--- begin PROVIDED RECORDS ---

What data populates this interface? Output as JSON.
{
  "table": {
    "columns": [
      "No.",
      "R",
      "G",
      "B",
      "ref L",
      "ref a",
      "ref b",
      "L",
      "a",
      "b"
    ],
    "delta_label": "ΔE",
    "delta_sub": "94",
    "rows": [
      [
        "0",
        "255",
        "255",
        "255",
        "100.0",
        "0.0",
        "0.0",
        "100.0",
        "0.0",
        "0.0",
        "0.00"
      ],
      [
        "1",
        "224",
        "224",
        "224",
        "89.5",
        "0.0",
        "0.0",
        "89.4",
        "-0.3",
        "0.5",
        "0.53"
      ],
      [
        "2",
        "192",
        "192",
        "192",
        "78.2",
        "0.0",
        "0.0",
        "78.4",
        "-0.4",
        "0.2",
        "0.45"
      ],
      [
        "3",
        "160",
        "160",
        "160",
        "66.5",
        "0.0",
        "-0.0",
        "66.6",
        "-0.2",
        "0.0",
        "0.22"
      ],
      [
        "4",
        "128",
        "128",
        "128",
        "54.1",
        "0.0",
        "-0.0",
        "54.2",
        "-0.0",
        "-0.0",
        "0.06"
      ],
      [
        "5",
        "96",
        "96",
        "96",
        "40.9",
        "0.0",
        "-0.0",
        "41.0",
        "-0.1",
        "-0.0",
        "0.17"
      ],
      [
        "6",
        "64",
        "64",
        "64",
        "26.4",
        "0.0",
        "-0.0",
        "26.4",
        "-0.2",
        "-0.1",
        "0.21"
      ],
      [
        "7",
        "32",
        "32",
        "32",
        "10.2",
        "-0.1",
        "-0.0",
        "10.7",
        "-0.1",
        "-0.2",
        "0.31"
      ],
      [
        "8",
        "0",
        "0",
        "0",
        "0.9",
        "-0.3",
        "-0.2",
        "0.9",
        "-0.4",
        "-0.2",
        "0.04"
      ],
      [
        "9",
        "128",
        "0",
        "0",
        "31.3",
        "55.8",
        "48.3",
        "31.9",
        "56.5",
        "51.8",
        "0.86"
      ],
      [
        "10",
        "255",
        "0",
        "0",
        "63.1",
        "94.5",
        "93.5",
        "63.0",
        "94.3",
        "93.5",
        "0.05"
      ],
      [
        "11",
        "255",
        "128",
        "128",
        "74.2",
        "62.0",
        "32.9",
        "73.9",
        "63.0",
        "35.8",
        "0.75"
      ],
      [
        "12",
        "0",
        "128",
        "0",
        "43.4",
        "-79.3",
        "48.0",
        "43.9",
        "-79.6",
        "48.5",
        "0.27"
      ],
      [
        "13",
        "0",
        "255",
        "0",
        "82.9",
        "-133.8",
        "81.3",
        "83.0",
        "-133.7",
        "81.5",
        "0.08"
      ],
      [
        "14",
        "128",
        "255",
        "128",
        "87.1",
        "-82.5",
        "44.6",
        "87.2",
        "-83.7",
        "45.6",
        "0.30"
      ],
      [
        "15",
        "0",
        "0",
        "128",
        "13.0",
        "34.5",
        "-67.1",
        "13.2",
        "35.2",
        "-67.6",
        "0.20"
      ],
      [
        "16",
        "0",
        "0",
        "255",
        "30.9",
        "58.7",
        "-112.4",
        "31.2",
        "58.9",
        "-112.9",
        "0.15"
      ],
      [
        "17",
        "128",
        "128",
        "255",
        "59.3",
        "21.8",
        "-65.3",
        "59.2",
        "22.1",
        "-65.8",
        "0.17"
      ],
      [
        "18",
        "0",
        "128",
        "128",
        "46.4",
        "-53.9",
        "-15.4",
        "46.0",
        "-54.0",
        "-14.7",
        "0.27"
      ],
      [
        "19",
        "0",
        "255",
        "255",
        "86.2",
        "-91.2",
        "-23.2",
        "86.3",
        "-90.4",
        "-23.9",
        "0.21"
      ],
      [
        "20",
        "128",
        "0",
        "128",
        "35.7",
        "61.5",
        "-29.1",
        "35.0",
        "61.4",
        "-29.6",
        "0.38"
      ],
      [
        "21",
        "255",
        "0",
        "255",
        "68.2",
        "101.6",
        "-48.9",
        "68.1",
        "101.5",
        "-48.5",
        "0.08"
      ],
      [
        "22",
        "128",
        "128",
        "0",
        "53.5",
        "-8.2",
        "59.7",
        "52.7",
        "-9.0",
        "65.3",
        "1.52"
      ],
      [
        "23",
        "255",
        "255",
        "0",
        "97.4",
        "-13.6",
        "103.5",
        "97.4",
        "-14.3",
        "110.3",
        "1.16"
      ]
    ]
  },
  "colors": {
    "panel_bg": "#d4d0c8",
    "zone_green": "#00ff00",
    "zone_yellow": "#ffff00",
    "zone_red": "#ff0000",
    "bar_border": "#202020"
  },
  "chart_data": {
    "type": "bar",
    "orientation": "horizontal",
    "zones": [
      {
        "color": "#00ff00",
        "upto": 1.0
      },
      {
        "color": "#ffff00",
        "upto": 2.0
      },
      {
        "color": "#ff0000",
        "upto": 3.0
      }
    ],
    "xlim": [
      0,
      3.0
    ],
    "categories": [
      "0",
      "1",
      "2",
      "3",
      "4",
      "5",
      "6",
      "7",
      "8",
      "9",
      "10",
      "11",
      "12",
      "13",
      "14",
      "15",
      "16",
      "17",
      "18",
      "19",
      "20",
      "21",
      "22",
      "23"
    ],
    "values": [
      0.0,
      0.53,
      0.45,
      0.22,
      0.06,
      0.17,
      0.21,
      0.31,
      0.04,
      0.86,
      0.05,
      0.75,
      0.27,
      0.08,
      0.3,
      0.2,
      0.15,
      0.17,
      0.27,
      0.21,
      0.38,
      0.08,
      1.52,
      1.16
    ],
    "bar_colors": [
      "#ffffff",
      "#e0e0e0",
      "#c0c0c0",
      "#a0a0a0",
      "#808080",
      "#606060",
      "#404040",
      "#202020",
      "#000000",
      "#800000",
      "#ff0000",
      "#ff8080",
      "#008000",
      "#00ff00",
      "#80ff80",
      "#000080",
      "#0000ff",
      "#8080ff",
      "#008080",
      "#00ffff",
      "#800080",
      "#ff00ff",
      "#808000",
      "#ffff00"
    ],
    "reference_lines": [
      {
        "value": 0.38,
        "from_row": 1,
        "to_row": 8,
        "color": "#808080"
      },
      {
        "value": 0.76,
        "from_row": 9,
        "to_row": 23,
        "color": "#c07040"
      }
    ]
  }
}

--- end PROVIDED RECORDS ---

**REQUIRED WORK:** Each line above is to be repeated exactly.

**THE COMPLETED TASK:**
What data populates this interface? Output as JSON.
{
  "table": {
    "columns": [
      "No.",
      "R",
      "G",
      "B",
      "ref L",
      "ref a",
      "ref b",
      "L",
      "a",
      "b"
    ],
    "delta_label": "ΔE",
    "delta_sub": "94",
    "rows": [
      [
        "0",
        "255",
        "255",
        "255",
        "100.0",
        "0.0",
        "0.0",
        "100.0",
        "0.0",
        "0.0",
        "0.00"
      ],
      [
        "1",
        "224",
        "224",
        "224",
        "89.5",
        "0.0",
        "0.0",
        "89.4",
        "-0.3",
        "0.5",
        "0.53"
      ],
      [
        "2",
        "192",
        "192",
        "192",
        "78.2",
        "0.0",
        "0.0",
        "78.4",
        "-0.4",
        "0.2",
        "0.45"
      ],
      [
        "3",
        "160",
        "160",
        "160",
        "66.5",
        "0.0",
        "-0.0",
        "66.6",
        "-0.2",
        "0.0",
        "0.22"
      ],
      [
        "4",
        "128",
        "128",
        "128",
        "54.1",
        "0.0",
        "-0.0",
        "54.2",
        "-0.0",
        "-0.0",
        "0.06"
      ],
      [
        "5",
        "96",
        "96",
        "96",
        "40.9",
        "0.0",
        "-0.0",
        "41.0",
        "-0.1",
        "-0.0",
        "0.17"
      ],
      [
        "6",
        "64",
        "64",
        "64",
        "26.4",
        "0.0",
        "-0.0",
        "26.4",
        "-0.2",
        "-0.1",
        "0.21"
      ],
      [
        "7",
        "32",
        "32",
        "32",
        "10.2",
        "-0.1",
        "-0.0",
        "10.7",
        "-0.1",
        "-0.2",
        "0.31"
      ],
      [
        "8",
        "0",
        "0",
        "0",
        "0.9",
        "-0.3",
        "-0.2",
        "0.9",
        "-0.4",
        "-0.2",
        "0.04"
      ],
      [
        "9",
        "128",
        "0",
        "0",
        "31.3",
        "55.8",
        "48.3",
        "31.9",
        "56.5",
        "51.8",
        "0.86"
      ],
      [
        "10",
        "255",
        "0",
        "0",
        "63.1",
        "94.5",
        "93.5",
        "63.0",
        "94.3",
        "93.5",
        "0.05"
      ],
      [
        "11",
        "255",
        "128",
        "128",
        "74.2",
        "62.0",
        "32.9",
        "73.9",
        "63.0",
        "35.8",
        "0.75"
      ],
      [
        "12",
        "0",
        "128",
        "0",
        "43.4",
        "-79.3",
        "48.0",
        "43.9",
        "-79.6",
        "48.5",
        "0.27"
      ],
      [
        "13",
        "0",
        "255",
        "0",
        "82.9",
        "-133.8",
        "81.3",
        "83.0",
        "-133.7",
        "81.5",
        "0.08"
      ],
      [
        "14",
        "128",
        "255",
        "128",
        "87.1",
        "-82.5",
        "44.6",
        "87.2",
        "-83.7",
        "45.6",
        "0.30"
      ],
      [
        "15",
        "0",
        "0",
        "128",
        "13.0",
        "34.5",
        "-67.1",
        "13.2",
        "35.2",
        "-67.6",
        "0.20"
      ],
      [
        "16",
        "0",
        "0",
        "255",
        "30.9",
        "58.7",
        "-112.4",
        "31.2",
        "58.9",
        "-112.9",
        "0.15"
      ],
      [
        "17",
        "128",
        "128",
        "255",
        "59.3",
        "21.8",
        "-65.3",
        "59.2",
        "22.1",
        "-65.8",
        "0.17"
      ],
      [
        "18",
        "0",
        "128",
        "128",
        "46.4",
        "-53.9",
        "-15.4",
        "46.0",
        "-54.0",
        "-14.7",
        "0.27"
      ],
      [
        "19",
        "0",
        "255",
        "255",
        "86.2",
        "-91.2",
        "-23.2",
        "86.3",
        "-90.4",
        "-23.9",
        "0.21"
      ],
      [
        "20",
        "128",
        "0",
        "128",
        "35.7",
        "61.5",
        "-29.1",
        "35.0",
        "61.4",
        "-29.6",
        "0.38"
      ],
      [
        "21",
        "255",
        "0",
        "255",
        "68.2",
        "101.6",
        "-48.9",
        "68.1",
        "101.5",
        "-48.5",
        "0.08"
      ],
      [
        "22",
        "128",
        "128",
        "0",
        "53.5",
        "-8.2",
        "59.7",
        "52.7",
        "-9.0",
        "65.3",
        "1.52"
      ],
      [
        "23",
        "255",
        "255",
        "0",
        "97.4",
        "-13.6",
        "103.5",
        "97.4",
        "-14.3",
        "110.3",
        "1.16"
      ]
    ]
  },
  "colors": {
    "panel_bg": "#d4d0c8",
    "zone_green": "#00ff00",
    "zone_yellow": "#ffff00",
    "zone_red": "#ff0000",
    "bar_border": "#202020"
  },
  "chart_data": {
    "type": "bar",
    "orientation": "horizontal",
    "zones": [
      {
        "color": "#00ff00",
        "upto": 1.0
      },
      {
        "color": "#ffff00",
        "upto": 2.0
      },
      {
        "color": "#ff0000",
        "upto": 3.0
      }
    ],
    "xlim": [
      0,
      3.0
    ],
    "categories": [
      "0",
      "1",
      "2",
      "3",
      "4",
      "5",
      "6",
      "7",
      "8",
      "9",
      "10",
      "11",
      "12",
      "13",
      "14",
      "15",
      "16",
      "17",
      "18",
      "19",
      "20",
      "21",
      "22",
      "23"
    ],
    "values": [
      0.0,
      0.53,
      0.45,
      0.22,
      0.06,
      0.17,
      0.21,
      0.31,
      0.04,
      0.86,
      0.05,
      0.75,
      0.27,
      0.08,
      0.3,
      0.2,
      0.15,
      0.17,
      0.27,
      0.21,
      0.38,
      0.08,
      1.52,
      1.16
    ],
    "bar_colors": [
      "#ffffff",
      "#e0e0e0",
      "#c0c0c0",
      "#a0a0a0",
      "#808080",
      "#606060",
      "#404040",
      "#202020",
      "#000000",
      "#800000",
      "#ff0000",
      "#ff8080",
      "#008000",
      "#00ff00",
      "#80ff80",
      "#000080",
      "#0000ff",
      "#8080ff",
      "#008080",
      "#00ffff",
      "#800080",
      "#ff00ff",
      "#808000",
      "#ffff00"
    ],
    "reference_lines": [
      {
        "value": 0.38,
        "from_row": 1,
        "to_row": 8,
        "color": "#808080"
      },
      {
        "value": 0.76,
        "from_row": 9,
        "to_row": 23,
        "color": "#c07040"
      }
    ]
  }
}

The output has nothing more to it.